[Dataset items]
══════════════════════════════
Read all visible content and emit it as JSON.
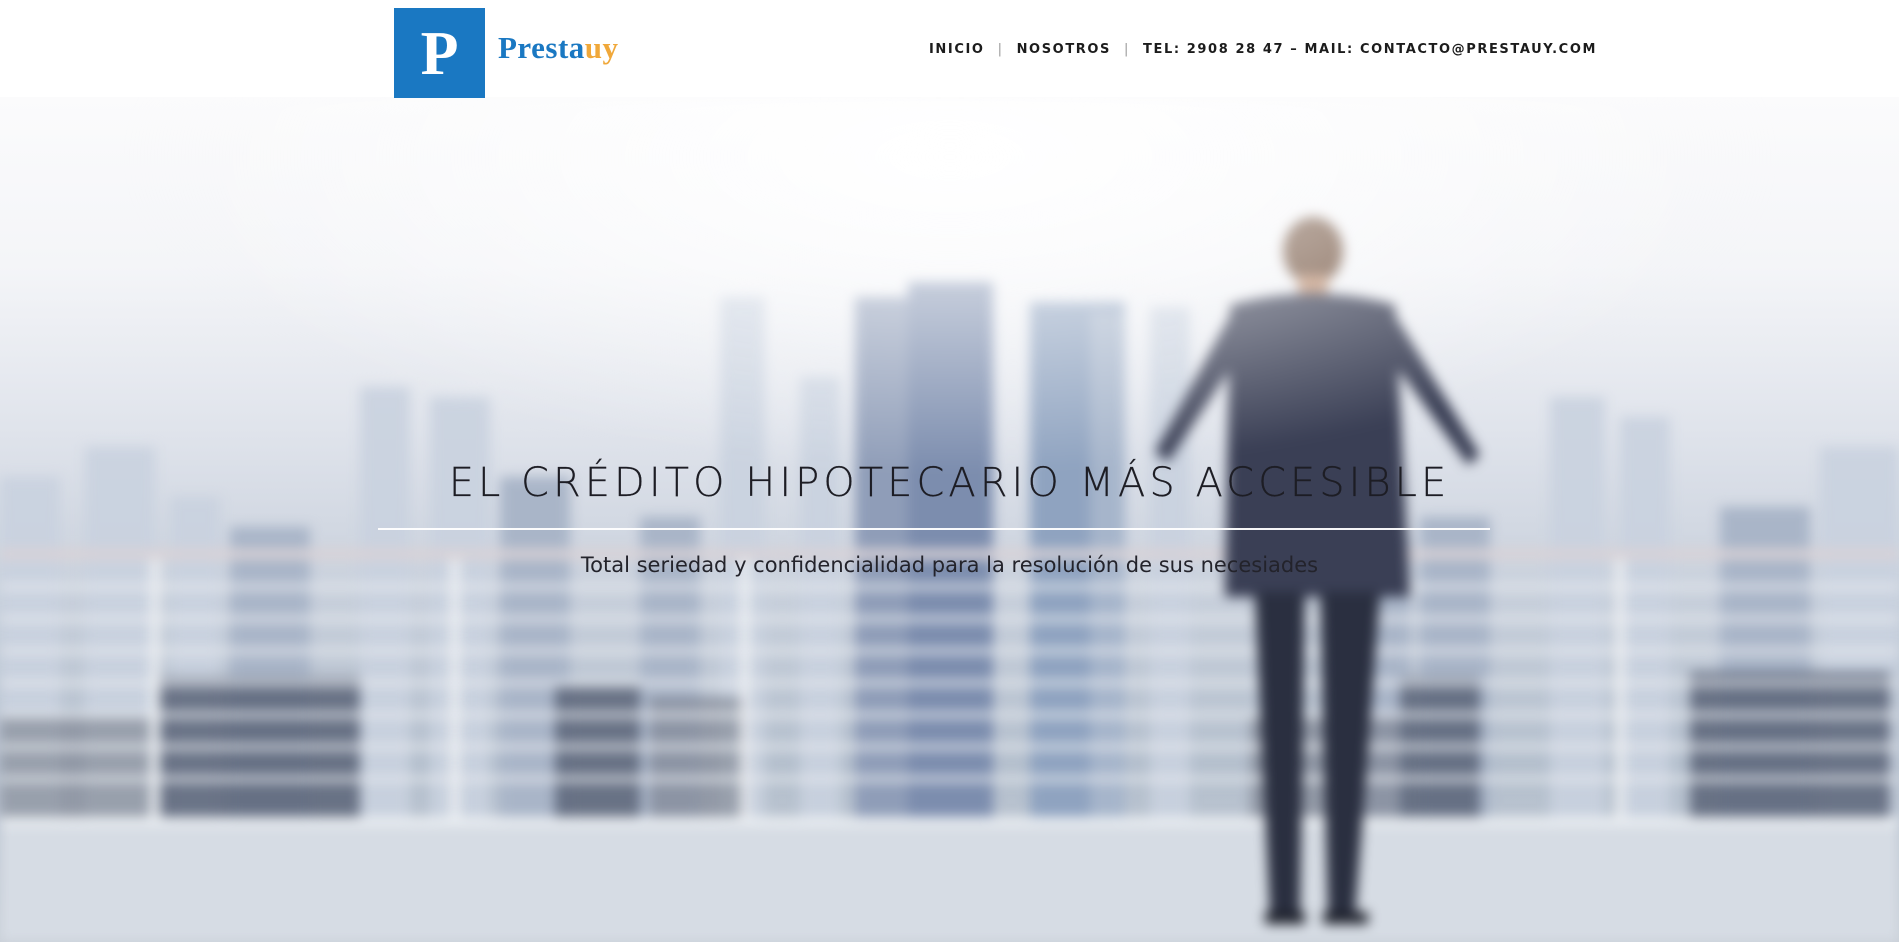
{
  "header": {
    "logo": {
      "mark_letter": "P",
      "word_part1": "Presta",
      "word_part2": "uy"
    },
    "nav": {
      "items": [
        {
          "label": "INICIO"
        },
        {
          "label": "NOSOTROS"
        },
        {
          "label": "TEL: 2908 28 47 – MAIL: CONTACTO@PRESTAUY.COM"
        }
      ],
      "separator": "|"
    }
  },
  "hero": {
    "title": "EL CRÉDITO HIPOTECARIO MÁS ACCESIBLE",
    "subtitle": "Total seriedad y confidencialidad para la resolución de sus necesiades"
  },
  "colors": {
    "brand_blue": "#1a78c2",
    "brand_orange": "#f0a83a",
    "nav_text": "#1c1c1c"
  }
}
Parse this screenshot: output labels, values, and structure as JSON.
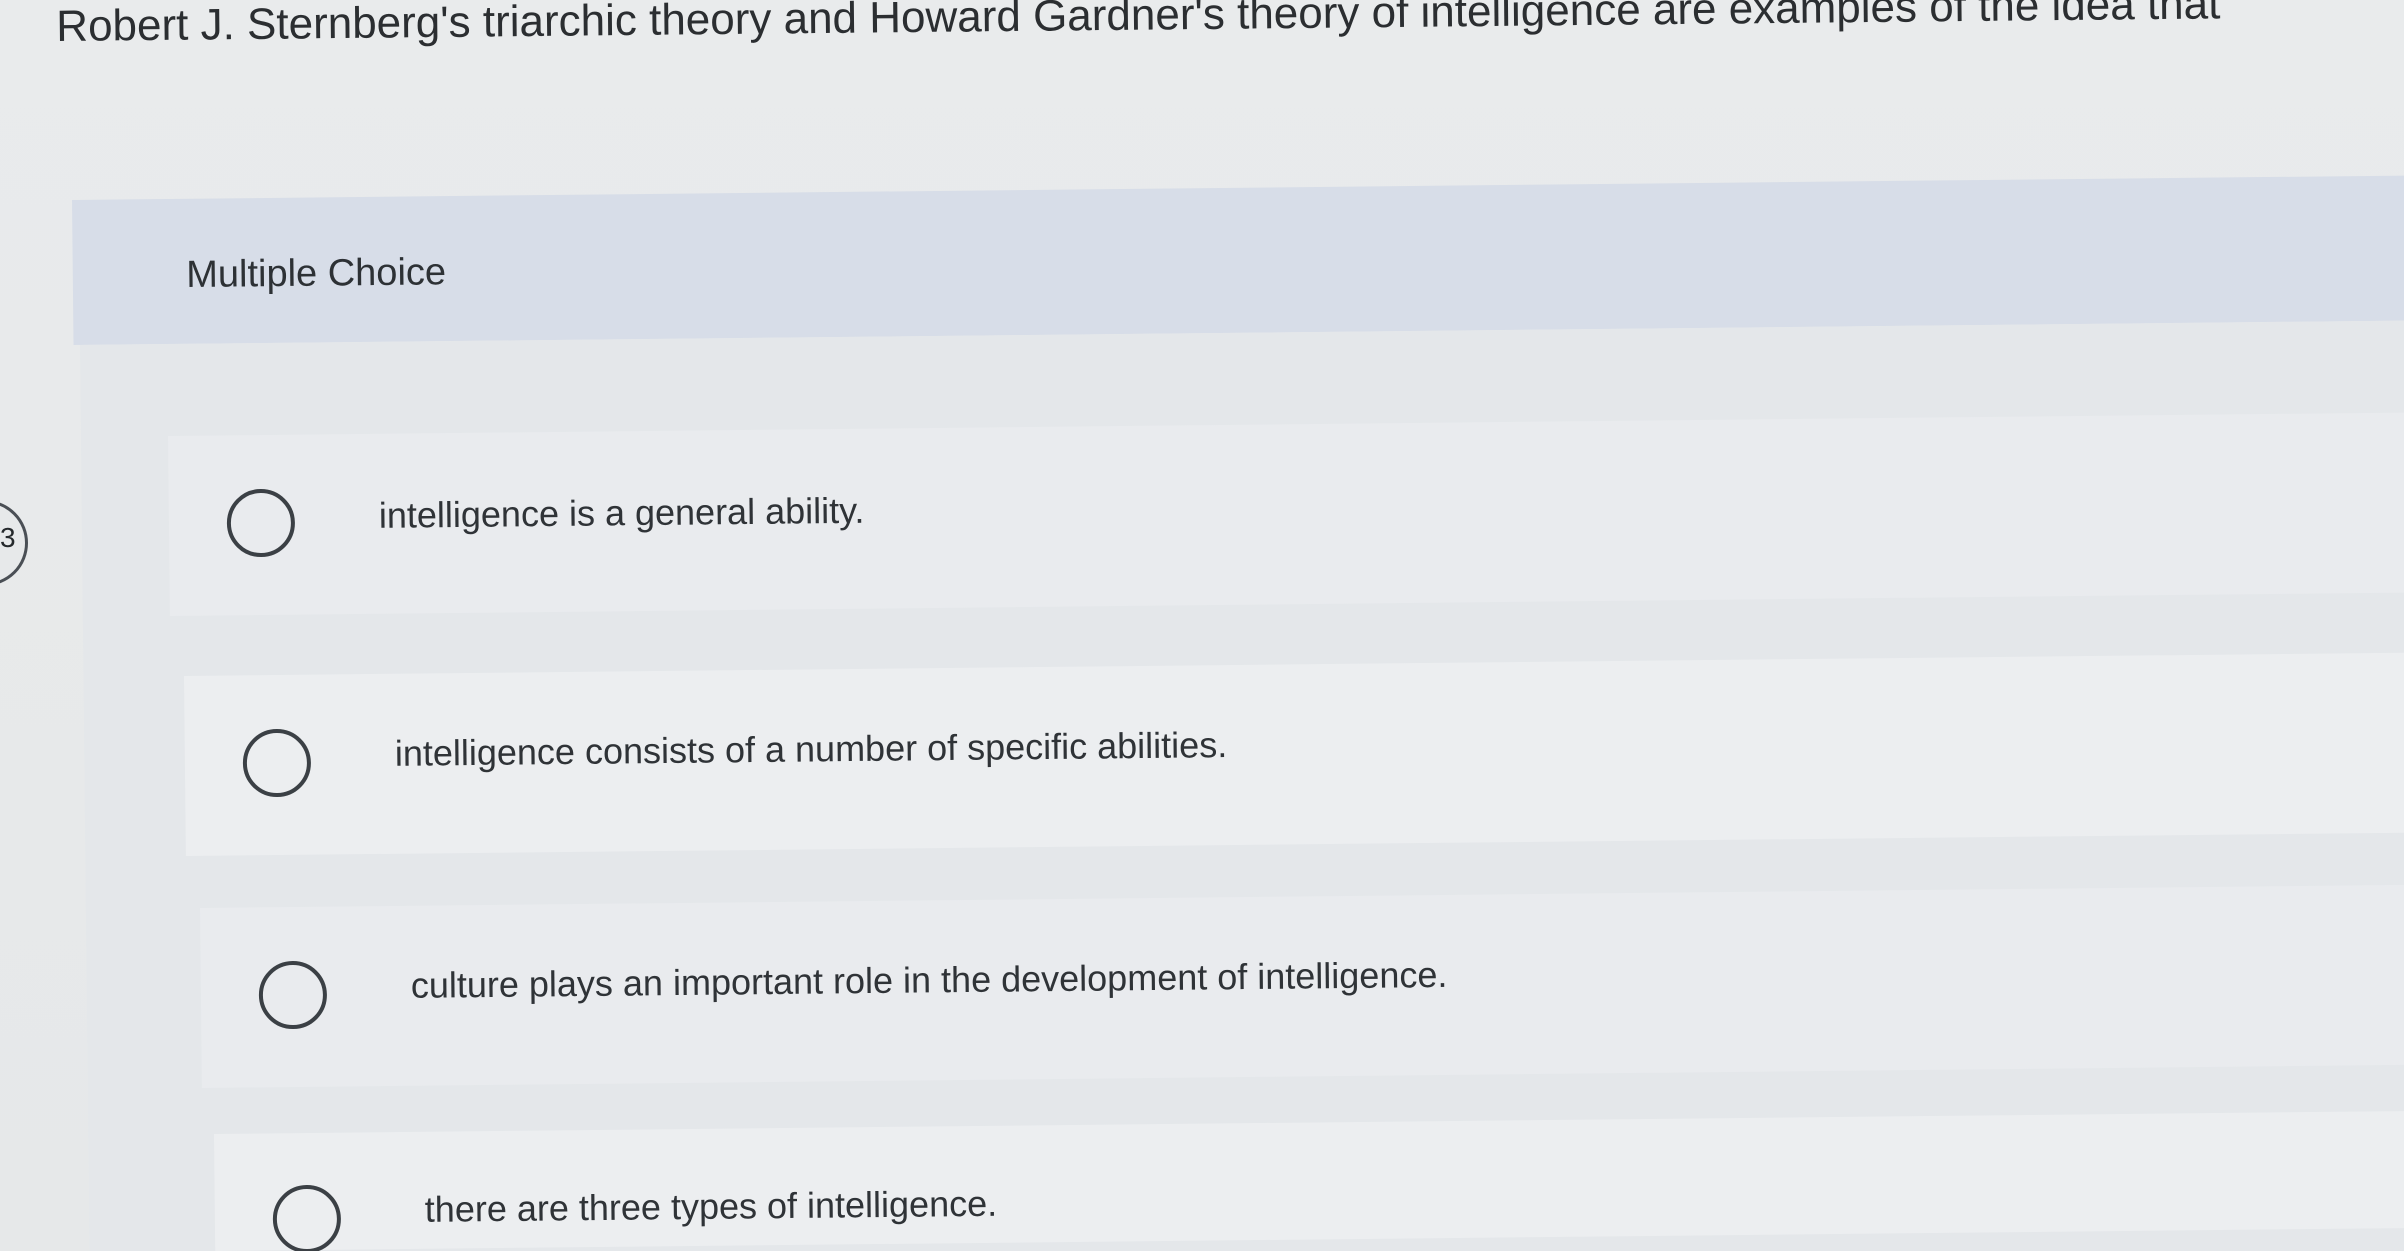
{
  "question": {
    "text": "Robert J. Sternberg's triarchic theory and Howard Gardner's theory of intelligence are examples of the idea that"
  },
  "question_type": {
    "label": "Multiple Choice"
  },
  "choices": [
    {
      "label": "intelligence is a general ability."
    },
    {
      "label": "intelligence consists of a number of specific abilities."
    },
    {
      "label": "culture plays an important role in the development of intelligence."
    },
    {
      "label": "there are three types of intelligence."
    }
  ],
  "edge_tab": {
    "text": "3"
  },
  "colors": {
    "background": "#e7e9ea",
    "panel": "#d7dde8",
    "text": "#2f3336",
    "radio_border": "#3b4045"
  },
  "icons": {
    "radio": "radio-button-unselected-icon"
  }
}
══════════════════════════════
Request:
Display every line of the listing that contains the string "JSON".

Expected answer:
Read all visible content and emit it as JSON.
Parse this screenshot: output labels, values, and structure as JSON.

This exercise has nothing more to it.